╔══

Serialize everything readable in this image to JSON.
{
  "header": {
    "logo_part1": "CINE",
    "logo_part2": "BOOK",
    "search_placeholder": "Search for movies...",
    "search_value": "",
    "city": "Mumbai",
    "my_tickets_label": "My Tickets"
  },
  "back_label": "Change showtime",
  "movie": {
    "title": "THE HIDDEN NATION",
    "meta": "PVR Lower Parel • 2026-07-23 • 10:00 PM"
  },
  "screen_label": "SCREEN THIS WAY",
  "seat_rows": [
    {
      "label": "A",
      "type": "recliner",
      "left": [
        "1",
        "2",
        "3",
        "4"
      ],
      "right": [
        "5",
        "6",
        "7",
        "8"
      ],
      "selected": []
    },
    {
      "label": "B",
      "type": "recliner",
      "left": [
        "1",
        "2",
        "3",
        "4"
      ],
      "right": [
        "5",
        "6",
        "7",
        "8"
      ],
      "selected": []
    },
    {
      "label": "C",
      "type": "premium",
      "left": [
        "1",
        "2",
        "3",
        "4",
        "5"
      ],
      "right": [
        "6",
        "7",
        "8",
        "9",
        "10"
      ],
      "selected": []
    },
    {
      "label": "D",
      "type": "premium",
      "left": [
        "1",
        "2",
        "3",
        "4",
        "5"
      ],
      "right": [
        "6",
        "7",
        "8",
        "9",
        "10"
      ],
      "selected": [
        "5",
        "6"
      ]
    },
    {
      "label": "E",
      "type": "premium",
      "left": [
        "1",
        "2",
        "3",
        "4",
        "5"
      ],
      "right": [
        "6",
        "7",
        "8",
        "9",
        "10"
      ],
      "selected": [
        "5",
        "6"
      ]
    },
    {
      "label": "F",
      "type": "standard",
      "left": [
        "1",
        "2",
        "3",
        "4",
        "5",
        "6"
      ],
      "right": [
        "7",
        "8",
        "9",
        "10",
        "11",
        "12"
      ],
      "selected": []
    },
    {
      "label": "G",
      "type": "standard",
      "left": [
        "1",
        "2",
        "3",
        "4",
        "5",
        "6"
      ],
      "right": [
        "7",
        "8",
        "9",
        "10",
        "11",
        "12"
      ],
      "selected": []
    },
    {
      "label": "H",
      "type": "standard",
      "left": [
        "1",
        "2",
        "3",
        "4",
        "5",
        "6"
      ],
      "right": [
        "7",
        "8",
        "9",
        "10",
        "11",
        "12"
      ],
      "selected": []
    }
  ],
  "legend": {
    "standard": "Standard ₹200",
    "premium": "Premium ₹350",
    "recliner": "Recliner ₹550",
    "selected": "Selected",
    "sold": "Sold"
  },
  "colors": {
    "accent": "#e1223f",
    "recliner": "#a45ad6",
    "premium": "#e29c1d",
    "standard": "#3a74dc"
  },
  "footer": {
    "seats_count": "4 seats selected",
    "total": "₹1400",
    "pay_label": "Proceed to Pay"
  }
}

╚══

→ EXERCISE TASK: Write out the full set of records exactly as given.

→ RESPONSE TO THE TASK:
Serialize everything readable in this image to JSON.
{
  "header": {
    "logo_part1": "CINE",
    "logo_part2": "BOOK",
    "search_placeholder": "Search for movies...",
    "search_value": "",
    "city": "Mumbai",
    "my_tickets_label": "My Tickets"
  },
  "back_label": "Change showtime",
  "movie": {
    "title": "THE HIDDEN NATION",
    "meta": "PVR Lower Parel • 2026-07-23 • 10:00 PM"
  },
  "screen_label": "SCREEN THIS WAY",
  "seat_rows": [
    {
      "label": "A",
      "type": "recliner",
      "left": [
        "1",
        "2",
        "3",
        "4"
      ],
      "right": [
        "5",
        "6",
        "7",
        "8"
      ],
      "selected": []
    },
    {
      "label": "B",
      "type": "recliner",
      "left": [
        "1",
        "2",
        "3",
        "4"
      ],
      "right": [
        "5",
        "6",
        "7",
        "8"
      ],
      "selected": []
    },
    {
      "label": "C",
      "type": "premium",
      "left": [
        "1",
        "2",
        "3",
        "4",
        "5"
      ],
      "right": [
        "6",
        "7",
        "8",
        "9",
        "10"
      ],
      "selected": []
    },
    {
      "label": "D",
      "type": "premium",
      "left": [
        "1",
        "2",
        "3",
        "4",
        "5"
      ],
      "right": [
        "6",
        "7",
        "8",
        "9",
        "10"
      ],
      "selected": [
        "5",
        "6"
      ]
    },
    {
      "label": "E",
      "type": "premium",
      "left": [
        "1",
        "2",
        "3",
        "4",
        "5"
      ],
      "right": [
        "6",
        "7",
        "8",
        "9",
        "10"
      ],
      "selected": [
        "5",
        "6"
      ]
    },
    {
      "label": "F",
      "type": "standard",
      "left": [
        "1",
        "2",
        "3",
        "4",
        "5",
        "6"
      ],
      "right": [
        "7",
        "8",
        "9",
        "10",
        "11",
        "12"
      ],
      "selected": []
    },
    {
      "label": "G",
      "type": "standard",
      "left": [
        "1",
        "2",
        "3",
        "4",
        "5",
        "6"
      ],
      "right": [
        "7",
        "8",
        "9",
        "10",
        "11",
        "12"
      ],
      "selected": []
    },
    {
      "label": "H",
      "type": "standard",
      "left": [
        "1",
        "2",
        "3",
        "4",
        "5",
        "6"
      ],
      "right": [
        "7",
        "8",
        "9",
        "10",
        "11",
        "12"
      ],
      "selected": []
    }
  ],
  "legend": {
    "standard": "Standard ₹200",
    "premium": "Premium ₹350",
    "recliner": "Recliner ₹550",
    "selected": "Selected",
    "sold": "Sold"
  },
  "colors": {
    "accent": "#e1223f",
    "recliner": "#a45ad6",
    "premium": "#e29c1d",
    "standard": "#3a74dc"
  },
  "footer": {
    "seats_count": "4 seats selected",
    "total": "₹1400",
    "pay_label": "Proceed to Pay"
  }
}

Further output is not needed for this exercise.